GOAL OF THE EXERCISE:
Write out each line exactly as given. Leave the pictures out of your copy.

[Extracted data entries]
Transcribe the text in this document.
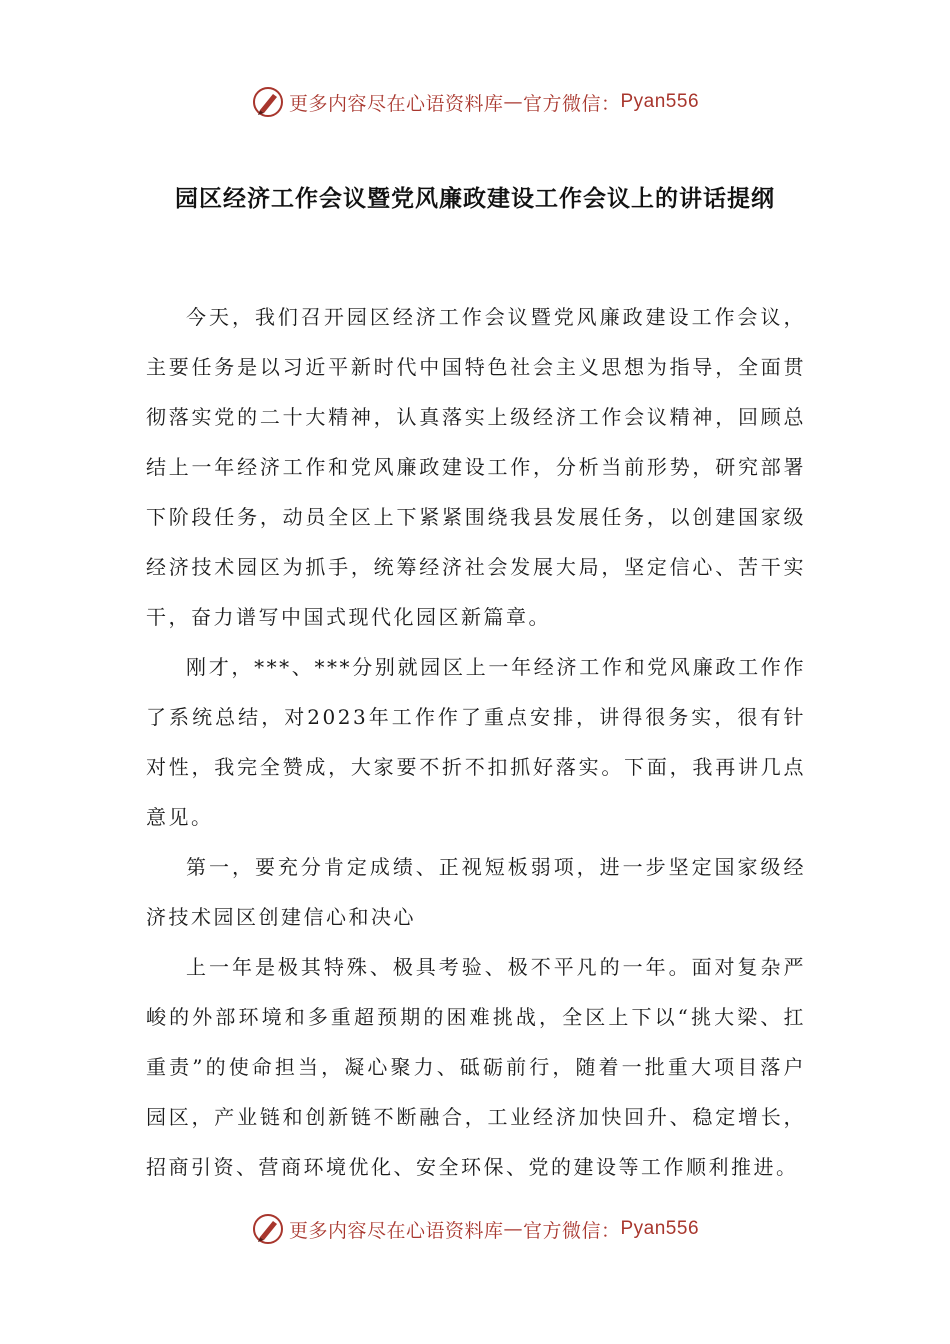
更多内容尽在心语资料库 — 官方微信： Pyan556
园区经济工作会议暨党风廉政建设工作会议上的讲话提纲

今天，我们召开园区经济工作会议暨党风廉政建设工作会议，主要任务是以习近平新时代中国特色社会主义思想为指导，全面贯彻落实党的二十大精神，认真落实上级经济工作会议精神，回顾总结上一年经济工作和党风廉政建设工作，分析当前形势，研究部署下阶段任务，动员全区上下紧紧围绕我县发展任务，以创建国家级经济技术园区为抓手，统筹经济社会发展大局，坚定信心、苦干实干，奋力谱写中国式现代化园区新篇章。

刚才，***、***分别就园区上一年经济工作和党风廉政工作作了系统总结，对2023年工作作了重点安排，讲得很务实，很有针对性，我完全赞成，大家要不折不扣抓好落实。下面，我再讲几点意见。

第一，要充分肯定成绩、正视短板弱项，进一步坚定国家级经济技术园区创建信心和决心

上一年是极其特殊、极具考验、极不平凡的一年。面对复杂严峻的外部环境和多重超预期的困难挑战，全区上下以“挑大梁、扛重责”的使命担当，凝心聚力、砥砺前行，随着一批重大项目落户园区，产业链和创新链不断融合，工业经济加快回升、稳定增长，招商引资、营商环境优化、安全环保、党的建设等工作顺利推进。

更多内容尽在心语资料库 — 官方微信： Pyan556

ANSWER TO THIS EXERCISE:
Transcribe the text in this document.
更多内容尽在心语资料库 — 官方微信： Pyan556
园区经济工作会议暨党风廉政建设工作会议上的讲话提纲

今天，我们召开园区经济工作会议暨党风廉政建设工作会议，主要任务是以习近平新时代中国特色社会主义思想为指导，全面贯彻落实党的二十大精神，认真落实上级经济工作会议精神，回顾总结上一年经济工作和党风廉政建设工作，分析当前形势，研究部署下阶段任务，动员全区上下紧紧围绕我县发展任务，以创建国家级经济技术园区为抓手，统筹经济社会发展大局，坚定信心、苦干实干，奋力谱写中国式现代化园区新篇章。

刚才，***、***分别就园区上一年经济工作和党风廉政工作作了系统总结，对2023年工作作了重点安排，讲得很务实，很有针对性，我完全赞成，大家要不折不扣抓好落实。下面，我再讲几点意见。

第一，要充分肯定成绩、正视短板弱项，进一步坚定国家级经济技术园区创建信心和决心

上一年是极其特殊、极具考验、极不平凡的一年。面对复杂严峻的外部环境和多重超预期的困难挑战，全区上下以“挑大梁、扛重责”的使命担当，凝心聚力、砥砺前行，随着一批重大项目落户园区，产业链和创新链不断融合，工业经济加快回升、稳定增长，招商引资、营商环境优化、安全环保、党的建设等工作顺利推进。

更多内容尽在心语资料库 — 官方微信： Pyan556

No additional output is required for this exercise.